* [Instructions for the task]:
Scan the records and identify every line in which the string "monthly" occurs, then return those lines.

● ● ● ●

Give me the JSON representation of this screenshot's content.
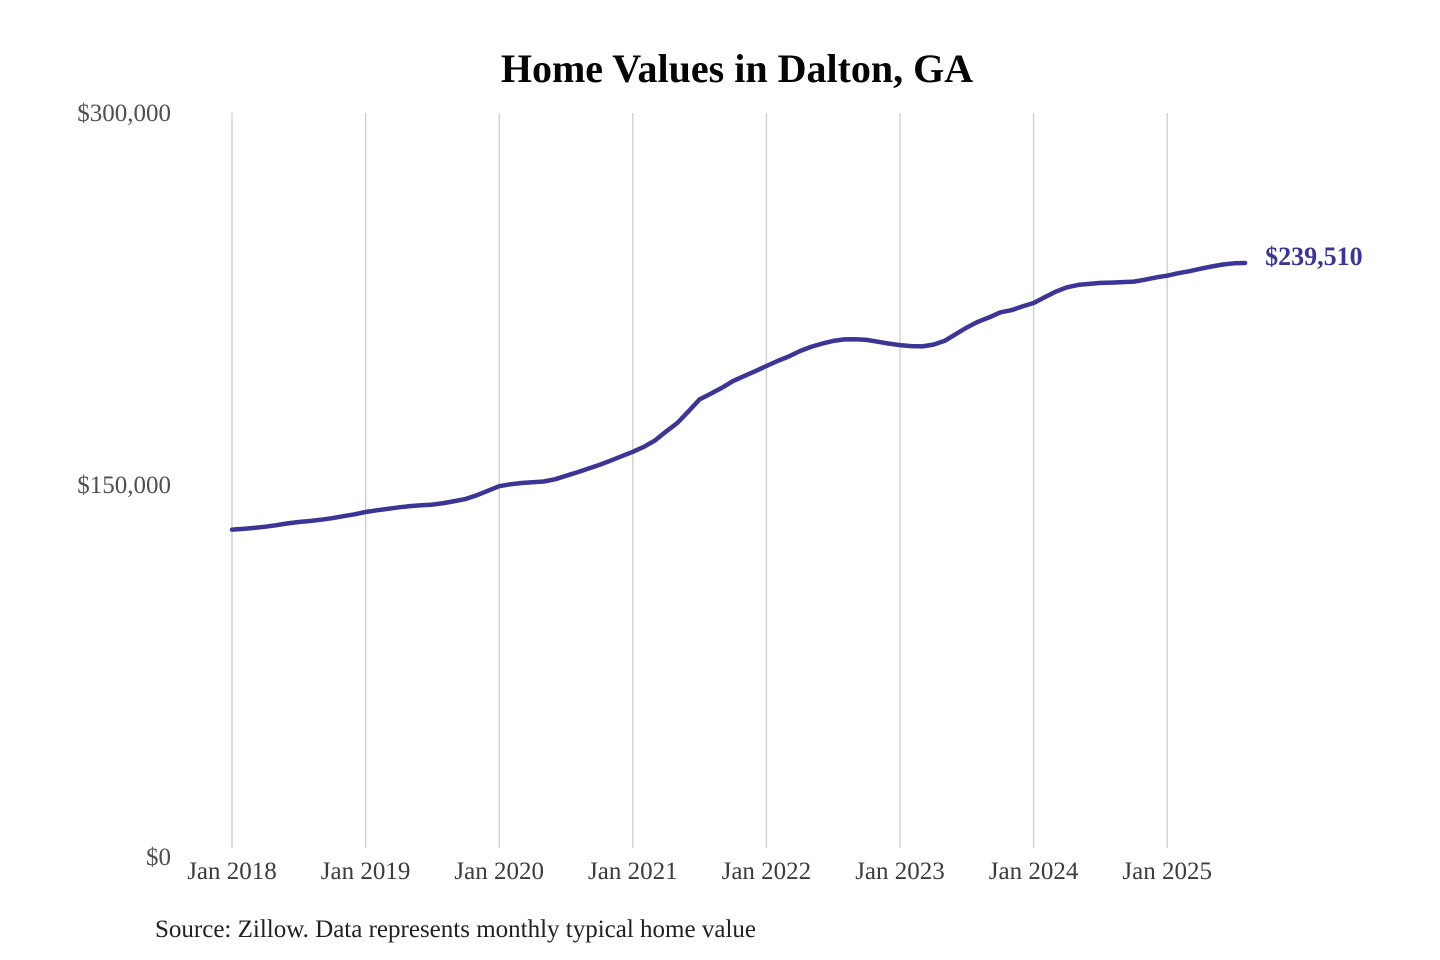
{
  "chart_data": {
    "type": "line",
    "title": "Home Values in Dalton, GA",
    "source_note": "Source: Zillow. Data represents monthly typical home value",
    "end_label": "$239,510",
    "end_value": 239510,
    "x_start": "2018-01",
    "x_end": "2025-08",
    "frequency": "monthly",
    "x_tick_labels": [
      "Jan 2018",
      "Jan 2019",
      "Jan 2020",
      "Jan 2021",
      "Jan 2022",
      "Jan 2023",
      "Jan 2024",
      "Jan 2025"
    ],
    "y_ticks": [
      {
        "value": 0,
        "label": "$0"
      },
      {
        "value": 150000,
        "label": "$150,000"
      },
      {
        "value": 300000,
        "label": "$300,000"
      }
    ],
    "ylim": [
      0,
      300000
    ],
    "grid": "vertical-only",
    "legend": "none",
    "line_color": "#3b3597",
    "grid_color": "#cdcdcd",
    "series": [
      {
        "name": "Typical home value",
        "values": [
          132000,
          132300,
          132700,
          133200,
          133800,
          134500,
          135100,
          135500,
          136000,
          136600,
          137400,
          138200,
          139100,
          139800,
          140400,
          141000,
          141500,
          141800,
          142100,
          142700,
          143500,
          144400,
          145900,
          147700,
          149500,
          150300,
          150800,
          151100,
          151400,
          152300,
          153700,
          155100,
          156600,
          158100,
          159800,
          161600,
          163400,
          165400,
          168000,
          171600,
          175000,
          179700,
          184500,
          186800,
          189200,
          191900,
          193900,
          195900,
          198000,
          200000,
          201800,
          204000,
          205700,
          207000,
          208100,
          208700,
          208800,
          208500,
          207800,
          207000,
          206400,
          206000,
          205900,
          206600,
          208100,
          210800,
          213500,
          215800,
          217600,
          219600,
          220500,
          222000,
          223400,
          225700,
          228000,
          229700,
          230700,
          231100,
          231500,
          231600,
          231800,
          232000,
          232800,
          233700,
          234400,
          235400,
          236200,
          237200,
          238100,
          238900,
          239400,
          239510
        ]
      }
    ]
  }
}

● ● ● ●

* [Task solution]:
    "source_note": "Source: Zillow. Data represents monthly typical home value",
    "frequency": "monthly",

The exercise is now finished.